» EXERCISE DESCRIPTION:
Sort through the entries below and pull out lines containing the word "xlabel".

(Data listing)
----
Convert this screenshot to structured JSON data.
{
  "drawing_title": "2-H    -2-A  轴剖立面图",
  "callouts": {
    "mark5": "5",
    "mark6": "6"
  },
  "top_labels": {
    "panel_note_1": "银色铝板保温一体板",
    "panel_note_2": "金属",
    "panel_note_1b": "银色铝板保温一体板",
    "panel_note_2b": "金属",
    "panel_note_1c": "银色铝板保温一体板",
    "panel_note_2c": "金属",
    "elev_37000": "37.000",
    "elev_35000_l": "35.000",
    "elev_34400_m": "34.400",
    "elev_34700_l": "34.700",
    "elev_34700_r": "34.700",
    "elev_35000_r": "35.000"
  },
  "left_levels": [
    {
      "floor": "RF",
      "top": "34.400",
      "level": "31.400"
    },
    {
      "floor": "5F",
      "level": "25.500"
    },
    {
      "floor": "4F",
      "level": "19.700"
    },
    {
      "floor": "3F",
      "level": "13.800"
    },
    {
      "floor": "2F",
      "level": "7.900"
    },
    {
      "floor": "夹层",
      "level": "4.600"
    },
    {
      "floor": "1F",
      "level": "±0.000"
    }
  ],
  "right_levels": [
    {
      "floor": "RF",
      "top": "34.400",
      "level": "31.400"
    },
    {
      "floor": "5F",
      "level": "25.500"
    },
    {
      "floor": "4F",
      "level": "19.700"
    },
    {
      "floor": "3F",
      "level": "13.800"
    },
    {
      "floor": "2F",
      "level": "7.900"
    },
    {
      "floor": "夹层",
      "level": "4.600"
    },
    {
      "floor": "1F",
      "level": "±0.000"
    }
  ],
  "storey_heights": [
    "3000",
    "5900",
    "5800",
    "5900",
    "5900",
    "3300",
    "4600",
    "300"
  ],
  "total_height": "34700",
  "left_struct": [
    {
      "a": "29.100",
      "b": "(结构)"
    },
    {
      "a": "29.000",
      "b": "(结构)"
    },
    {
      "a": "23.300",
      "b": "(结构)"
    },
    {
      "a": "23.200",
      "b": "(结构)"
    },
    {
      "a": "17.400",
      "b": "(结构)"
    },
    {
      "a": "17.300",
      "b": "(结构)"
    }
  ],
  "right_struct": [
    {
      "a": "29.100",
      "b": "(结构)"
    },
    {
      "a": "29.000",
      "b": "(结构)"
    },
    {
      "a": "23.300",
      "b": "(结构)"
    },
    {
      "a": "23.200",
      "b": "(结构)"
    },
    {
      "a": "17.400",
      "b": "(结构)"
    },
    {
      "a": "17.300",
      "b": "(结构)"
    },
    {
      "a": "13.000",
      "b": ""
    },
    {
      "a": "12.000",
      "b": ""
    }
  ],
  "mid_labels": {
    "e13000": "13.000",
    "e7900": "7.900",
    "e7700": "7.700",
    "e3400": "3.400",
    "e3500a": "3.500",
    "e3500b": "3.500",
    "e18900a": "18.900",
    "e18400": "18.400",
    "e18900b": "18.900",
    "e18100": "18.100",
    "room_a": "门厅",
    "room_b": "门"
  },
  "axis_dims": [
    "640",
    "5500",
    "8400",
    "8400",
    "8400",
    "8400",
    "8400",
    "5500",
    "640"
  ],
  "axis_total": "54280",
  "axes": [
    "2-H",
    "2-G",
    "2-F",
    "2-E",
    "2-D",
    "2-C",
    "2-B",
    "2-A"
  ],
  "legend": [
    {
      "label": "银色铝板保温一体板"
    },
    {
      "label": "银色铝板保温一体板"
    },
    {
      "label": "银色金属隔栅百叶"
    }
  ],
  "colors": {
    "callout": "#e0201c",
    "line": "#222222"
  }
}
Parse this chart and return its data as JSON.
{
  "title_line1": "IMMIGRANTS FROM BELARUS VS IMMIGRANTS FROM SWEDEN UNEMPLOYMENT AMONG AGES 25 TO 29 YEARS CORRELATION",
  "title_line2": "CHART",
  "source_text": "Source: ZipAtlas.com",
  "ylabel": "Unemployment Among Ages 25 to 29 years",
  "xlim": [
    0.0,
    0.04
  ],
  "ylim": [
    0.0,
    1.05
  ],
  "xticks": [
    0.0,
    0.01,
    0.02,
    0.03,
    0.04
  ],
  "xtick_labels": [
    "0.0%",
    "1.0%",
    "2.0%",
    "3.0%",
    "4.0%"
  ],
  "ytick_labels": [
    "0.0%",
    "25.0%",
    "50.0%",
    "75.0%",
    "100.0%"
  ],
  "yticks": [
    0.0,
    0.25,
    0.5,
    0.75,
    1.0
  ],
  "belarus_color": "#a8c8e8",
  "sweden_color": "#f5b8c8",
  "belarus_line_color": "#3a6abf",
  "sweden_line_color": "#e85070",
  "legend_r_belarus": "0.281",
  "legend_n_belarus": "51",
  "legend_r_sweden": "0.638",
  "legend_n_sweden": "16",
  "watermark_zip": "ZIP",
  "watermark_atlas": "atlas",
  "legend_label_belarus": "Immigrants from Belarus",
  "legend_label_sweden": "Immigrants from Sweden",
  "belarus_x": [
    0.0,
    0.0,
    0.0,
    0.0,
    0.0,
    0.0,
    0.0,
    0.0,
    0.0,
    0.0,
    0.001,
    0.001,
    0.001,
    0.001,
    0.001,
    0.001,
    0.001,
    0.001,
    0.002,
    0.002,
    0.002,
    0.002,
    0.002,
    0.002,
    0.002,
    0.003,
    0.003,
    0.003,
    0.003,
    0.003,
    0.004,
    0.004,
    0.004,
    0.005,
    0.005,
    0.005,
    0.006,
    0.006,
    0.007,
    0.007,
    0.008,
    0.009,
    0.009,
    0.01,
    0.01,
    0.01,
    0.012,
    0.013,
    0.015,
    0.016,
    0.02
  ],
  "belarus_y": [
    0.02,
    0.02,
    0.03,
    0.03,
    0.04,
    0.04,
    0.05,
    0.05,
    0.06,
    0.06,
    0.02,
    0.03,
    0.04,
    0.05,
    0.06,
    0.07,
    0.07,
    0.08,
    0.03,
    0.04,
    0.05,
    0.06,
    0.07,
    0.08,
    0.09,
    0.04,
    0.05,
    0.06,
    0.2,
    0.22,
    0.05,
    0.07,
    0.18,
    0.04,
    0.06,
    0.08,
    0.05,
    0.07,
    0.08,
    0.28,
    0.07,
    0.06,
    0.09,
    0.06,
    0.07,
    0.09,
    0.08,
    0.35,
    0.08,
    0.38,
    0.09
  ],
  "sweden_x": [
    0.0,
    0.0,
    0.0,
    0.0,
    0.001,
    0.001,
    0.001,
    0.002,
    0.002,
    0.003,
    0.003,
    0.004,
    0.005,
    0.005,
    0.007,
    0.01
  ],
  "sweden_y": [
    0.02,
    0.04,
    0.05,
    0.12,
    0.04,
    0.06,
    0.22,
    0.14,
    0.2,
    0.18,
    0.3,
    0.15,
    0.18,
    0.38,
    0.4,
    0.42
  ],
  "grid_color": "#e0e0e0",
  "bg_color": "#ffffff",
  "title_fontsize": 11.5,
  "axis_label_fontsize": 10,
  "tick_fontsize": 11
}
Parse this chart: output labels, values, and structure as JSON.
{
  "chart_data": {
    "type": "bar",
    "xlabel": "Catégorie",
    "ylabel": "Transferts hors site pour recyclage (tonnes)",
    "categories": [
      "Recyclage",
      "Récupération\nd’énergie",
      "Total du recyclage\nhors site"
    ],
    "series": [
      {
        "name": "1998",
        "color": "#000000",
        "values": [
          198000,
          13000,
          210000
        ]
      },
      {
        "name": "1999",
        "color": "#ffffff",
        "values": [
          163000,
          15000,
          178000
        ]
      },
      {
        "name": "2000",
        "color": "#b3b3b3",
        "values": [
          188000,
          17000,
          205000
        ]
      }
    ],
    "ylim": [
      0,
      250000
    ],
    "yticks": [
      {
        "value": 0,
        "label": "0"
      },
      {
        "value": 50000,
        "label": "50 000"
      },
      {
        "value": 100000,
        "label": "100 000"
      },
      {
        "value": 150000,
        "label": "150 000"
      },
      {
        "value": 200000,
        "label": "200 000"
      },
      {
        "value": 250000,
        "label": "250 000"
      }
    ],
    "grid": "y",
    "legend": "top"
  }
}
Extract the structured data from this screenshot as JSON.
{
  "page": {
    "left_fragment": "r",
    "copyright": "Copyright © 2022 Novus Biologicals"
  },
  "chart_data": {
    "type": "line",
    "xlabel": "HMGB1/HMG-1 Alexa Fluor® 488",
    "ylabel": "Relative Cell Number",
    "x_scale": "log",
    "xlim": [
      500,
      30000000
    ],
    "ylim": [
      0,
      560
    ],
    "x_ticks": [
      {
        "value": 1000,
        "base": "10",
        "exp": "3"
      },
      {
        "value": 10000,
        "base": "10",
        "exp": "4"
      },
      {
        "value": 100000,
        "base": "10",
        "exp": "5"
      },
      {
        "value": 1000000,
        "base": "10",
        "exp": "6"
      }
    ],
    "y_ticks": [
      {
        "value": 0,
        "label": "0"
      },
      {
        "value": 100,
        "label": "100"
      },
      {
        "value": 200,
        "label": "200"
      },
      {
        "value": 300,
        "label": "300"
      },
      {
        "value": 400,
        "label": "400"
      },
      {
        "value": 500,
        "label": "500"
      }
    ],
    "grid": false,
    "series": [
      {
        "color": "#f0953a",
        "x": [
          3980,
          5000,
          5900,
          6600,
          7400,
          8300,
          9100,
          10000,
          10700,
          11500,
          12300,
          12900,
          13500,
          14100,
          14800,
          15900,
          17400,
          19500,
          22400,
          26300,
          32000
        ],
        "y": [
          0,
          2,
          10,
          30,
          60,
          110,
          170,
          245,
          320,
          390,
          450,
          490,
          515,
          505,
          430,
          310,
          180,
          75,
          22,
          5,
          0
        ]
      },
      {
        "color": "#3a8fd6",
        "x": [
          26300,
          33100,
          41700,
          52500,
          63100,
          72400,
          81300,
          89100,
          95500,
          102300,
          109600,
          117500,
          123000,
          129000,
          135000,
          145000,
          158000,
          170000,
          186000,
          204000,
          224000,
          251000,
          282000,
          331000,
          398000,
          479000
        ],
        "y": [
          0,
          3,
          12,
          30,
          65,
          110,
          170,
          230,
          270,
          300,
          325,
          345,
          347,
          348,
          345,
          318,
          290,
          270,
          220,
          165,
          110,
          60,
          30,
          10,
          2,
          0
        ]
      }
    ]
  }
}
----
» COMPLETED EXERCISE:
    "xlabel": "Catégorie",
    "xlabel": "HMGB1/HMG-1 Alexa Fluor® 488",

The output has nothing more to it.